==== Data shown ====

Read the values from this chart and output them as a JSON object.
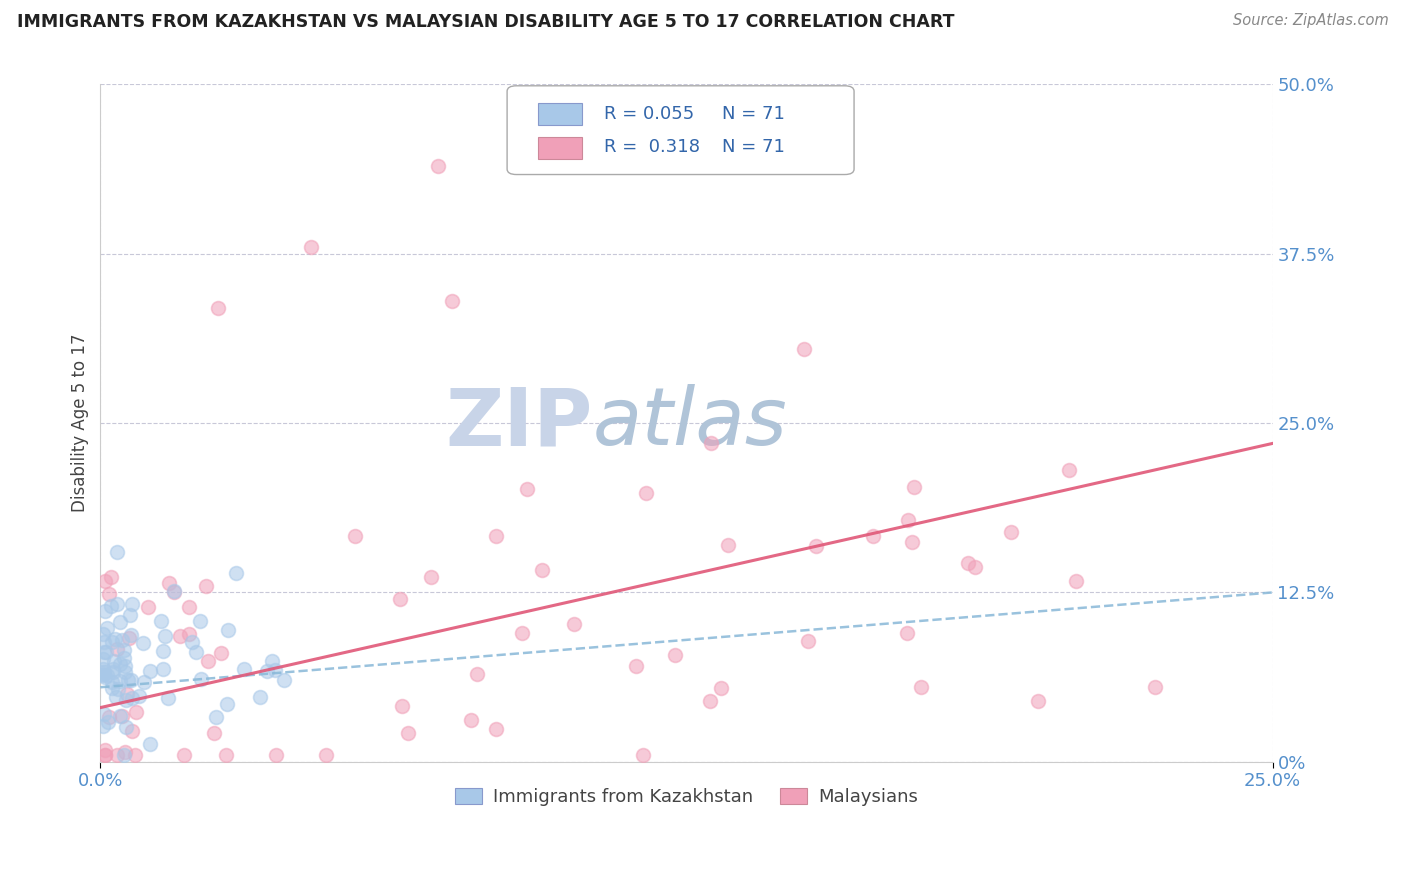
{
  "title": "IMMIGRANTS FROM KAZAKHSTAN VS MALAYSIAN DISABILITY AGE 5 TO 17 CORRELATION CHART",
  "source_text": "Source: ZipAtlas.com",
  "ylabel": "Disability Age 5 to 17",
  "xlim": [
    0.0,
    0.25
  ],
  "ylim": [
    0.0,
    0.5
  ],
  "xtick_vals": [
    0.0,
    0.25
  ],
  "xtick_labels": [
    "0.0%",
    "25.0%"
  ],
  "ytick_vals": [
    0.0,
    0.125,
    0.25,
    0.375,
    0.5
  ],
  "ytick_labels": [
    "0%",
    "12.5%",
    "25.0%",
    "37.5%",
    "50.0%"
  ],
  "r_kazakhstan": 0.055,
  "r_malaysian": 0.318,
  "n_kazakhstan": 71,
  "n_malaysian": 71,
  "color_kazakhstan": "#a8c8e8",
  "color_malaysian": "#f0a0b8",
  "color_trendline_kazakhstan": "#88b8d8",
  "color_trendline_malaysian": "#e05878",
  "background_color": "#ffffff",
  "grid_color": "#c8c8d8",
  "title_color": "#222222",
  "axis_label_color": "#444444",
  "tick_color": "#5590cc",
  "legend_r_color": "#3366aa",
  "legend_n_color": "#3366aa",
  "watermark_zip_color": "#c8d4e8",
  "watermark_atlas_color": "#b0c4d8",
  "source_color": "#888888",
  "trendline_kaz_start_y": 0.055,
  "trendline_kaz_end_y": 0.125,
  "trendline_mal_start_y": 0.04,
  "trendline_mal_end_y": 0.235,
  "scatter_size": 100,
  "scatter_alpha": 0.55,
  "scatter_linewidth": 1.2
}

====
==== Data shown ====

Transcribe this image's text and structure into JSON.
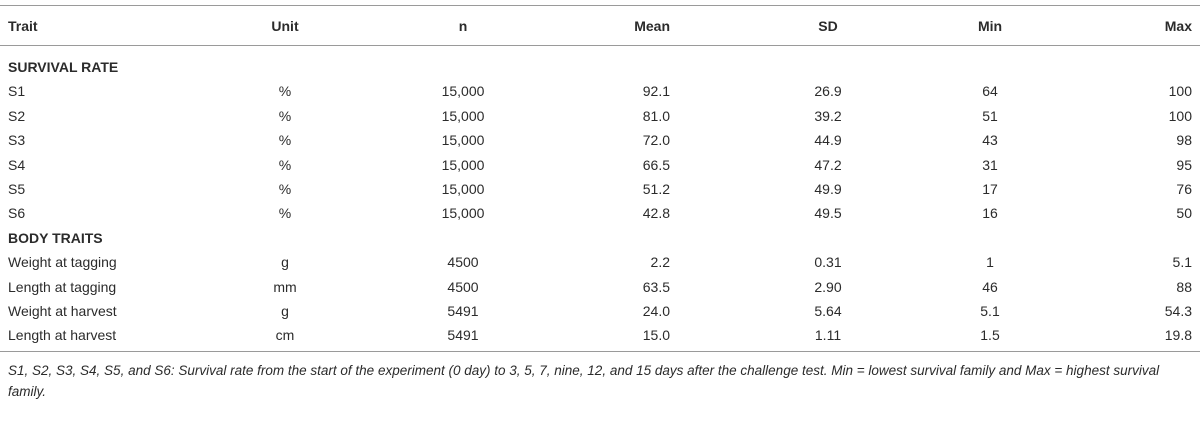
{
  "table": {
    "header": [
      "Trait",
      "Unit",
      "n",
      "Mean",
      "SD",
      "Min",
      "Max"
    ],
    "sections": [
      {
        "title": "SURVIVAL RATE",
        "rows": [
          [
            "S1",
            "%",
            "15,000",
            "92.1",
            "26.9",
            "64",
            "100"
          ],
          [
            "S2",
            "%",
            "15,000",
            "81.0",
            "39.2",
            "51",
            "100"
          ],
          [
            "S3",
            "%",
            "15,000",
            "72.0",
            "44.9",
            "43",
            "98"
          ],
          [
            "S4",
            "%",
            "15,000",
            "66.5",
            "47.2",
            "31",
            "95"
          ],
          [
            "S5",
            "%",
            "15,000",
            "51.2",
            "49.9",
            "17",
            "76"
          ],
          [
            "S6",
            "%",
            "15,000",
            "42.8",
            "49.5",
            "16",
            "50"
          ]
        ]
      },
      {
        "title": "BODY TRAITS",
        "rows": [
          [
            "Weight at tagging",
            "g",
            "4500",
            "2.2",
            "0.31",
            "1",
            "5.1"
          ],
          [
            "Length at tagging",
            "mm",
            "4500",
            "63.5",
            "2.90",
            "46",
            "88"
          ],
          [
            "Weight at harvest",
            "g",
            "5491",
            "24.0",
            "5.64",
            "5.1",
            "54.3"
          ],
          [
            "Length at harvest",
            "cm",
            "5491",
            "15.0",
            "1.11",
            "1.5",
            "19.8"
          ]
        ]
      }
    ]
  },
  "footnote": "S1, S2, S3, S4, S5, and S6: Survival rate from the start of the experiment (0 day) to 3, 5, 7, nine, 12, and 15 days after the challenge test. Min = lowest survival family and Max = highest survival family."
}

====

In the records above, locate each line with the word "Length". Copy all such lines.

- Exercise solution:
            "Length at tagging",
            "Length at harvest",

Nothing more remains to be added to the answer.